[Lines of data]
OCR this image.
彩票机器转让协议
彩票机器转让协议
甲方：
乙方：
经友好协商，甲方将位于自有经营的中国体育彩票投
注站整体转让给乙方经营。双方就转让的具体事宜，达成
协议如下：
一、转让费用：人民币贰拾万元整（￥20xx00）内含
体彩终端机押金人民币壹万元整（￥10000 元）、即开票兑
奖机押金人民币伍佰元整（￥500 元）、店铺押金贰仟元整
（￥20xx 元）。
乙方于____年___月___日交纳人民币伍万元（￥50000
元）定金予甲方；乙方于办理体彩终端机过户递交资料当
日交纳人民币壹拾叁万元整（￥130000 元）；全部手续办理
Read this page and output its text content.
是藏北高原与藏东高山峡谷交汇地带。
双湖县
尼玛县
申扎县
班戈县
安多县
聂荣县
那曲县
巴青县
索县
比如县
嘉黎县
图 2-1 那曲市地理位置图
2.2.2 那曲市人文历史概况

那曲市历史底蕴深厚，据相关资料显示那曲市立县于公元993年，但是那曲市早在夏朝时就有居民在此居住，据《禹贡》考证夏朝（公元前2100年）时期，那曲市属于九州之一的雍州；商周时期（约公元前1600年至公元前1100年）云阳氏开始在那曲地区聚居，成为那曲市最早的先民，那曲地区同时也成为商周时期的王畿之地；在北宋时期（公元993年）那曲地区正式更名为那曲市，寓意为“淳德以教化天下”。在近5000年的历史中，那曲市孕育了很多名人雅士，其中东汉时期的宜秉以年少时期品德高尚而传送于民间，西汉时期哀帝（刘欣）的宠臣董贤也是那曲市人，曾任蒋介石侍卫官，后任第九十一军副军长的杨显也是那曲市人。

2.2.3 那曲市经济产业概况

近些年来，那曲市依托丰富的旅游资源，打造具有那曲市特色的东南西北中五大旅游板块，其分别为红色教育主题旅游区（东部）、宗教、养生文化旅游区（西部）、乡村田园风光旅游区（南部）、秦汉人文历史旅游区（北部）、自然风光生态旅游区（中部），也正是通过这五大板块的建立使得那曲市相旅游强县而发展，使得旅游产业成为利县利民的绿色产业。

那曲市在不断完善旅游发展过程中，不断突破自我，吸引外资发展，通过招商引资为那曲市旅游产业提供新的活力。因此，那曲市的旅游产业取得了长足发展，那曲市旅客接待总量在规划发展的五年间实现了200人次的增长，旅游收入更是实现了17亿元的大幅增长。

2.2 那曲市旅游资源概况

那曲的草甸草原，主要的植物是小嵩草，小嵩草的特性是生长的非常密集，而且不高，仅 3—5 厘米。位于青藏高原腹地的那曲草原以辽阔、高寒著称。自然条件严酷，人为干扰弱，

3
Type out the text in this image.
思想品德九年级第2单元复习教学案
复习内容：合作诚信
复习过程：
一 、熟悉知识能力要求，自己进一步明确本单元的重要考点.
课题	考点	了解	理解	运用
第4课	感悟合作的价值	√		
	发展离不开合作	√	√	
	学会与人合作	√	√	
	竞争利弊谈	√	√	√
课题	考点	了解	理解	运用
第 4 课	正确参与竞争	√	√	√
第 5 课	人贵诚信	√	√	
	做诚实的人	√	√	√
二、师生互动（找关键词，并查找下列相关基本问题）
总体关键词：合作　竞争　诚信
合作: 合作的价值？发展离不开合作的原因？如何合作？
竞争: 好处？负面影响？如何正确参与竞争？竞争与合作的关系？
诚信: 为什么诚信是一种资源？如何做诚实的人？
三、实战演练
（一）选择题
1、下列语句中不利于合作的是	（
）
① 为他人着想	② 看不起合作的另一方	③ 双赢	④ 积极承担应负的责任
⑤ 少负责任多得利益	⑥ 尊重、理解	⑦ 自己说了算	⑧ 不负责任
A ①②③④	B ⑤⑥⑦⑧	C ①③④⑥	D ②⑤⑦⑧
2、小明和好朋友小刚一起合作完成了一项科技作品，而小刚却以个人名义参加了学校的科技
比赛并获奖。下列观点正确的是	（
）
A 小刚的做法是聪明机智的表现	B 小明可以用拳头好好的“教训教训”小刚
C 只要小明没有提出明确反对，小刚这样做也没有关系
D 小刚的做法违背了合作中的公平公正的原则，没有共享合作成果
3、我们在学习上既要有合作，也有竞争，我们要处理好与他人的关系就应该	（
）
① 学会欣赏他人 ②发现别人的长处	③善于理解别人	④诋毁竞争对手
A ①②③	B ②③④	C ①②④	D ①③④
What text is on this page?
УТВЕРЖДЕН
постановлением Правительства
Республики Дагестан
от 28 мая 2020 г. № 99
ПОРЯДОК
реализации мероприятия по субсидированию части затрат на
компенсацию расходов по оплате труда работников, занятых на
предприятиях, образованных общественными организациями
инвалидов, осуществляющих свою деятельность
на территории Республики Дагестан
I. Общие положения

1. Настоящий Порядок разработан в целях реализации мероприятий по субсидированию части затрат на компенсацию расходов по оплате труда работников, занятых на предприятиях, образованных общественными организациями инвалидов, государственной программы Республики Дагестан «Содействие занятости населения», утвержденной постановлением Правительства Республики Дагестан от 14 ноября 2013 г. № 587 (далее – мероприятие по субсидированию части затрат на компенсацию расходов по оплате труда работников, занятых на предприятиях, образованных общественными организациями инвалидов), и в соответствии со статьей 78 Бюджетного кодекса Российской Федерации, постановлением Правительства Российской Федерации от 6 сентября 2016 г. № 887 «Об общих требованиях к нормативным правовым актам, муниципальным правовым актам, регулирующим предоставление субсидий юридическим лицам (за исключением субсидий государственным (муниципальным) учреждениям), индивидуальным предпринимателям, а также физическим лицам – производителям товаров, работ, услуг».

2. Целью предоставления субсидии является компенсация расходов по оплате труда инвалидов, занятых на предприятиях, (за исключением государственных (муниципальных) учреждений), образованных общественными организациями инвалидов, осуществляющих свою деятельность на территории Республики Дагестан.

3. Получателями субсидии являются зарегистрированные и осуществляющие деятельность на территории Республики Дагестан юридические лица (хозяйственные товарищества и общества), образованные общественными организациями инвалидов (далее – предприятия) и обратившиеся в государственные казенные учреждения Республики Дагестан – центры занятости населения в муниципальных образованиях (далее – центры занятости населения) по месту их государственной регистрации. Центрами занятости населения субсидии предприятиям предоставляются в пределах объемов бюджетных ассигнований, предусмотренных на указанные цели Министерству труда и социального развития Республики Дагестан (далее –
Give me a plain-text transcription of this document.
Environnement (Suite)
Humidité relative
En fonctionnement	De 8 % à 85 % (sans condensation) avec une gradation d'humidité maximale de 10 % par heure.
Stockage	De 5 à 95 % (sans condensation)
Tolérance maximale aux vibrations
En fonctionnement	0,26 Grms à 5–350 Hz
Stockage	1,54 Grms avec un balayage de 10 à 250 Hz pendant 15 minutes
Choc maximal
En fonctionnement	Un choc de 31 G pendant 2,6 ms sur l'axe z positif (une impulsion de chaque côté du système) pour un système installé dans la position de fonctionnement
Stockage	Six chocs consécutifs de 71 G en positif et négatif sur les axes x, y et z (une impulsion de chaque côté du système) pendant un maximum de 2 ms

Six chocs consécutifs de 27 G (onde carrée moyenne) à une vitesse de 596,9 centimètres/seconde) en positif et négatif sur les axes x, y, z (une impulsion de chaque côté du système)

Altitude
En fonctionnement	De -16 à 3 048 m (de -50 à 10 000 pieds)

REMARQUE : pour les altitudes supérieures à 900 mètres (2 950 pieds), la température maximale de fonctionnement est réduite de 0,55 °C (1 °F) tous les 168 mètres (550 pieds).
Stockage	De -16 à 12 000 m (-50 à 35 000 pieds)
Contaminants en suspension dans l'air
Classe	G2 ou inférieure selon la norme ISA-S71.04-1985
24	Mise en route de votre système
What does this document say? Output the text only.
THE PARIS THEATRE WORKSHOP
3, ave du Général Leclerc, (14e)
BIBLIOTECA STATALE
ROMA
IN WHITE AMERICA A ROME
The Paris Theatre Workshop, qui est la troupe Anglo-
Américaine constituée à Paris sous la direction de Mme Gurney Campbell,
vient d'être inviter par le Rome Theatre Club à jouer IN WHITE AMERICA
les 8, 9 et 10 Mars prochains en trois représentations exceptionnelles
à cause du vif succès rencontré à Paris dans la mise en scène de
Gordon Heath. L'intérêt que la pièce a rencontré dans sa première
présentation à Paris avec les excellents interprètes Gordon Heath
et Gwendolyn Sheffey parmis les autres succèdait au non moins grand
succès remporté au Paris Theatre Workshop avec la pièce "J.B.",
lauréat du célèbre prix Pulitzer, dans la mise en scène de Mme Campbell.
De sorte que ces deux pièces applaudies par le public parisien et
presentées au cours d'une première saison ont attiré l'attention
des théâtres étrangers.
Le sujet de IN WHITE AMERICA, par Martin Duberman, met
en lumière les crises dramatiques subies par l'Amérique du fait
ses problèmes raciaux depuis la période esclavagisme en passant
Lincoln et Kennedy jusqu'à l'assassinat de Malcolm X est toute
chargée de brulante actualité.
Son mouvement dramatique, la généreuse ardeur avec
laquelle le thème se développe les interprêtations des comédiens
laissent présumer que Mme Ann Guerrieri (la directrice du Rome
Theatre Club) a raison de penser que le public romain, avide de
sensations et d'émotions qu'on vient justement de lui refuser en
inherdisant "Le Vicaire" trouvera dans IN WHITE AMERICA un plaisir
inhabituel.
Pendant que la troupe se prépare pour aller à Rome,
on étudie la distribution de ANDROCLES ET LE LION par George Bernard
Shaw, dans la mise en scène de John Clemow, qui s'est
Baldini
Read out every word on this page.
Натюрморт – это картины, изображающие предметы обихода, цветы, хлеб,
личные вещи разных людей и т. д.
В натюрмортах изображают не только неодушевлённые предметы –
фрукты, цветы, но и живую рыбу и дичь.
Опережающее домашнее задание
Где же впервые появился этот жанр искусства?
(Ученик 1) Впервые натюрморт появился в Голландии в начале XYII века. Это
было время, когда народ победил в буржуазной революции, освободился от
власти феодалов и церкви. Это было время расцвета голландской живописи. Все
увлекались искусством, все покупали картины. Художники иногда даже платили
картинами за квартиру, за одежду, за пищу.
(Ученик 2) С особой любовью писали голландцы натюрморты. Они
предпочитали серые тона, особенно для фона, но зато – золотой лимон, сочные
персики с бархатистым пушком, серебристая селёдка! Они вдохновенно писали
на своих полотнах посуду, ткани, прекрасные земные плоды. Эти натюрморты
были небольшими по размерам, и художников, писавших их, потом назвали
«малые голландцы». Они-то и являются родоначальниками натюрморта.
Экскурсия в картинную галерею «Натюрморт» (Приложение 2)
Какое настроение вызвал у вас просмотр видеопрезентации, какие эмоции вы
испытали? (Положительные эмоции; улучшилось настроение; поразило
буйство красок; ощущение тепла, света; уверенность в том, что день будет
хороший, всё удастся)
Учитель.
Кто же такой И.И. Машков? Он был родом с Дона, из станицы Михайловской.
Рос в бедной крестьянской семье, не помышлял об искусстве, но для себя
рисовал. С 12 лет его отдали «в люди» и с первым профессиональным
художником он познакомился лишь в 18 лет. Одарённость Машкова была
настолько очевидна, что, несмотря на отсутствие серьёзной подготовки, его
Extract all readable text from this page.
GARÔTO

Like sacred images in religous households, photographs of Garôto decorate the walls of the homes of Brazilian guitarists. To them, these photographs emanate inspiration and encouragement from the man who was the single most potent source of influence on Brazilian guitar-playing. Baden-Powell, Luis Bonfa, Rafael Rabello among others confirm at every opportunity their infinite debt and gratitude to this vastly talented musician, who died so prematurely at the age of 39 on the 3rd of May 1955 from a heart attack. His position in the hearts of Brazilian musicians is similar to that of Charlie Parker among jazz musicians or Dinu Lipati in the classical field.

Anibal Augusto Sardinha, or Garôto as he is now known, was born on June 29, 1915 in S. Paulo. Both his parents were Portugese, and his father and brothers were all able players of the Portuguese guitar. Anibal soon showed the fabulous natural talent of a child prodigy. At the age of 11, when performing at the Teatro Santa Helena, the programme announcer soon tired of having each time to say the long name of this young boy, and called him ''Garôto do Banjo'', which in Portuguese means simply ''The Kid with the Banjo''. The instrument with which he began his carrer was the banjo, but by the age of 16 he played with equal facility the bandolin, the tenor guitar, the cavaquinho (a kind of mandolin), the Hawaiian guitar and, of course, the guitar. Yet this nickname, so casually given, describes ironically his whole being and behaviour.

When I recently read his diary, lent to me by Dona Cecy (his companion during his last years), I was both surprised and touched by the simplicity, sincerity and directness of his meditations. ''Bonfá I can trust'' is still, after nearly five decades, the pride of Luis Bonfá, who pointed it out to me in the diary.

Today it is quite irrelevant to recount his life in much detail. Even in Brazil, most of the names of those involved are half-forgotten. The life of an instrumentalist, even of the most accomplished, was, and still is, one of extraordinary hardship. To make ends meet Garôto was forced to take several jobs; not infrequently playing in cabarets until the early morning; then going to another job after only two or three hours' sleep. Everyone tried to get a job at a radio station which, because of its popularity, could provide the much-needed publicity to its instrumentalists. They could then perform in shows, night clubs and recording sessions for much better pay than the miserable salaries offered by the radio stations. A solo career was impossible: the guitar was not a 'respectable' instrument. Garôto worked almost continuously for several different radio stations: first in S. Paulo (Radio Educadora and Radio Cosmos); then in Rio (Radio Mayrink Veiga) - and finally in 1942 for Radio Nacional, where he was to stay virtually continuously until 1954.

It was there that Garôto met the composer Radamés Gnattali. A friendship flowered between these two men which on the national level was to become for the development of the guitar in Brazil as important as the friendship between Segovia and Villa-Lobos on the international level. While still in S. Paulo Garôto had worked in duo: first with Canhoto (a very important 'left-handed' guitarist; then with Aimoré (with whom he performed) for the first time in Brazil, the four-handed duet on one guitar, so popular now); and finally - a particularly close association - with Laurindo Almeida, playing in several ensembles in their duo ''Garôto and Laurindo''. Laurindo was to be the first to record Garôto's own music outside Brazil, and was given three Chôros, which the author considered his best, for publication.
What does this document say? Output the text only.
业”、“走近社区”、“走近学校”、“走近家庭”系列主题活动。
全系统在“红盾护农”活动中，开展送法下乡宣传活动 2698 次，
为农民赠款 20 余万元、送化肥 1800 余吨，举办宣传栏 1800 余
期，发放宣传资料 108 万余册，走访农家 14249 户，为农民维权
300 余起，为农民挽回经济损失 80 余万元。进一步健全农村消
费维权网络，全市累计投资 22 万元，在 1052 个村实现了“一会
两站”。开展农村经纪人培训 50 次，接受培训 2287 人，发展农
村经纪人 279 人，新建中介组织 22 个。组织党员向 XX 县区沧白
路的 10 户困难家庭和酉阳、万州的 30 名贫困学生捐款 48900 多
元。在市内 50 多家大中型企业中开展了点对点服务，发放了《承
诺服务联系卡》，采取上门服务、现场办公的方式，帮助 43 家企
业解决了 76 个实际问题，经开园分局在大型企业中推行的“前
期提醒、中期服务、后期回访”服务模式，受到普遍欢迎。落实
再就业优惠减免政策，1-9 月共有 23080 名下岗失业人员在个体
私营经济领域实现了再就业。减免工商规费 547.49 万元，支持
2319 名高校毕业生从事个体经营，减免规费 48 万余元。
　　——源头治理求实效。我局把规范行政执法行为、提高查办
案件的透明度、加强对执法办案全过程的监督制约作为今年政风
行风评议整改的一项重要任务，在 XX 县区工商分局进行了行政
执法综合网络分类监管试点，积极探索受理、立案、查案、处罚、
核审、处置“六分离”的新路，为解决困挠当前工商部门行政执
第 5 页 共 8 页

**TASK:**
Copy each line of the listing that includes "after".

**SOLUTION:**
When I recently read his diary, lent to me by Dona Cecy (his companion during his last years), I was both surprised and touched by the simplicity, sincerity and directness of his meditations. ''Bonfá I can trust'' is still, after nearly five decades, the pride of Luis Bonfá, who pointed it out to me in the diary.
Today it is quite irrelevant to recount his life in much detail. Even in Brazil, most of the names of those involved are half-forgotten. The life of an instrumentalist, even of the most accomplished, was, and still is, one of extraordinary hardship. To make ends meet Garôto was forced to take several jobs; not infrequently playing in cabarets until the early morning; then going to another job after only two or three hours' sleep. Everyone tried to get a job at a radio station which, because of its popularity, could provide the much-needed publicity to its instrumentalists. They could then perform in shows, night clubs and recording sessions for much better pay than the miserable salaries offered by the radio stations. A solo career was impossible: the guitar was not a 'respectable' instrument. Garôto worked almost continuously for several different radio stations: first in S. Paulo (Radio Educadora and Radio Cosmos); then in Rio (Radio Mayrink Veiga) - and finally in 1942 for Radio Nacional, where he was to stay virtually continuously until 1954.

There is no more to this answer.